§ **Requirements**:
Sort through the entries below and pull out lines containing the word "登记机关".

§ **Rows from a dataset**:
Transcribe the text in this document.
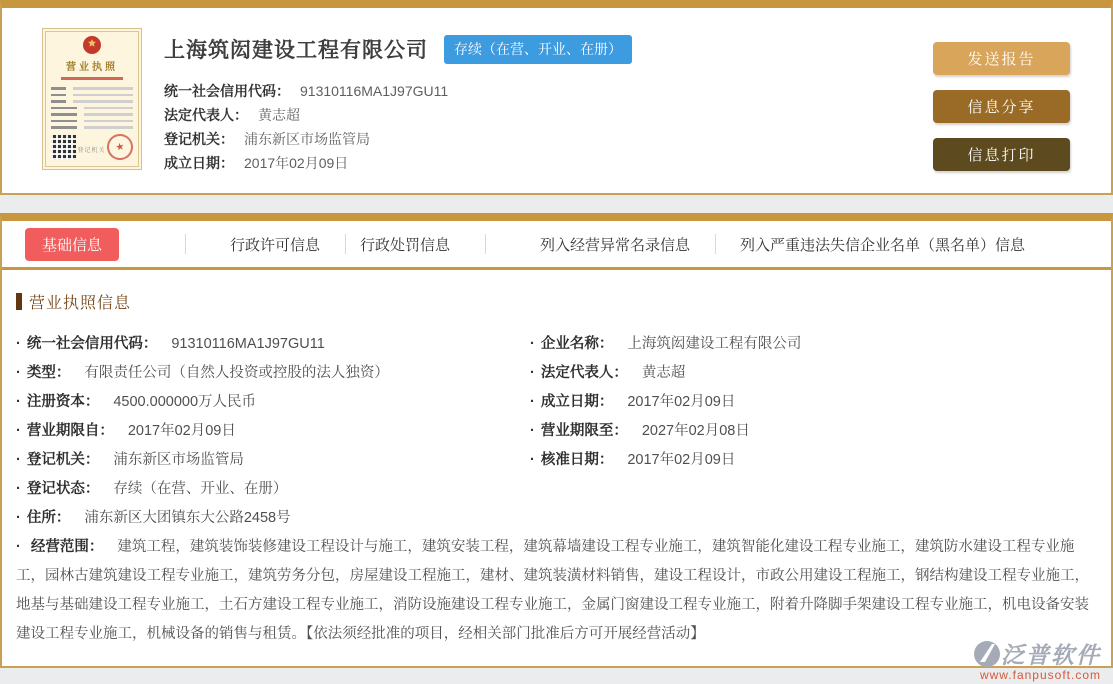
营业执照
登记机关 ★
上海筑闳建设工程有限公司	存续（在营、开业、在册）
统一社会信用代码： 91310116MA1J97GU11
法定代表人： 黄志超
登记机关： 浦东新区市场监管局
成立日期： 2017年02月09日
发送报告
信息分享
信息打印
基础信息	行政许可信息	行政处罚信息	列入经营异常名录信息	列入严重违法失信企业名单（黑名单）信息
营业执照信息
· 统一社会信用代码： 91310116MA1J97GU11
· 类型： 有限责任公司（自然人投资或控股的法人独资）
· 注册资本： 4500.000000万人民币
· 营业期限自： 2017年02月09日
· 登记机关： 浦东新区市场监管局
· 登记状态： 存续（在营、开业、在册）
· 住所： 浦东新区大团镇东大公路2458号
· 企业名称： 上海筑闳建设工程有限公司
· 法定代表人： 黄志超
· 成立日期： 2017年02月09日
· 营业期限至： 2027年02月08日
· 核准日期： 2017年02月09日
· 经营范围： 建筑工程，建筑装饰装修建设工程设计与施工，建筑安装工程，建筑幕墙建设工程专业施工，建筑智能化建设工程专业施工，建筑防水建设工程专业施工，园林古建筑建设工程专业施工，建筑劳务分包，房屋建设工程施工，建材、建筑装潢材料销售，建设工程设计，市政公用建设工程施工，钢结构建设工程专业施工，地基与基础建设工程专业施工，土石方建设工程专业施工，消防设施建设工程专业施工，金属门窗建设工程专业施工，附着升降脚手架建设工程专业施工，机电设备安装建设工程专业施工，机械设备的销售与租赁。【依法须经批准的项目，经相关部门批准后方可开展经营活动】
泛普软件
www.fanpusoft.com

==

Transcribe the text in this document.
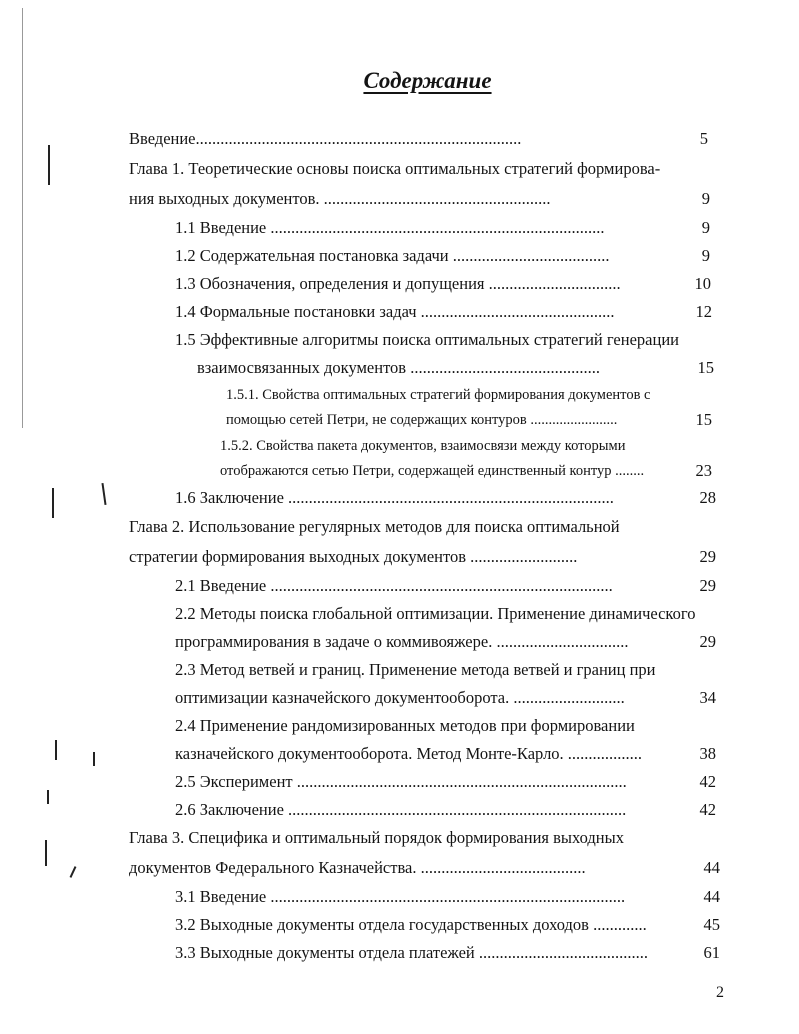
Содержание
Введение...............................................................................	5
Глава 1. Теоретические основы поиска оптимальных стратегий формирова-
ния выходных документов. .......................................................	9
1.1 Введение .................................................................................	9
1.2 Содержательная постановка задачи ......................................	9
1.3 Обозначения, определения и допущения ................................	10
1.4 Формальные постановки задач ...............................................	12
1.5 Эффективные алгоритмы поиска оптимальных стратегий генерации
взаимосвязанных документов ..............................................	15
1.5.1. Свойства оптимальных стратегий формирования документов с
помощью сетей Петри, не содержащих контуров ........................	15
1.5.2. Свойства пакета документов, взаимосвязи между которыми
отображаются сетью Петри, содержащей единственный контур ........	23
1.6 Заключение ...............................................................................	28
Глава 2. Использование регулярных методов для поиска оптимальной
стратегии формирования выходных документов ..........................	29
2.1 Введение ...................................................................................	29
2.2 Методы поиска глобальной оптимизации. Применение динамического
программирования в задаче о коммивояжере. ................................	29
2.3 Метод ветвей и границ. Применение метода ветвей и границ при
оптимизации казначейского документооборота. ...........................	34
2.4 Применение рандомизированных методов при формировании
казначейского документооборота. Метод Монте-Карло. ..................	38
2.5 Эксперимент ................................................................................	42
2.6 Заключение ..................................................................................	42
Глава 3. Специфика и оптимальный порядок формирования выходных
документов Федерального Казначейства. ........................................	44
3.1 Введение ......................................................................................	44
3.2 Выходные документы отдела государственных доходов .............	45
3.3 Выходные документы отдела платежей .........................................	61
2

§ **Task answer**:
登记机关 ★
登记机关： 浦东新区市场监管局
· 登记机关： 浦东新区市场监管局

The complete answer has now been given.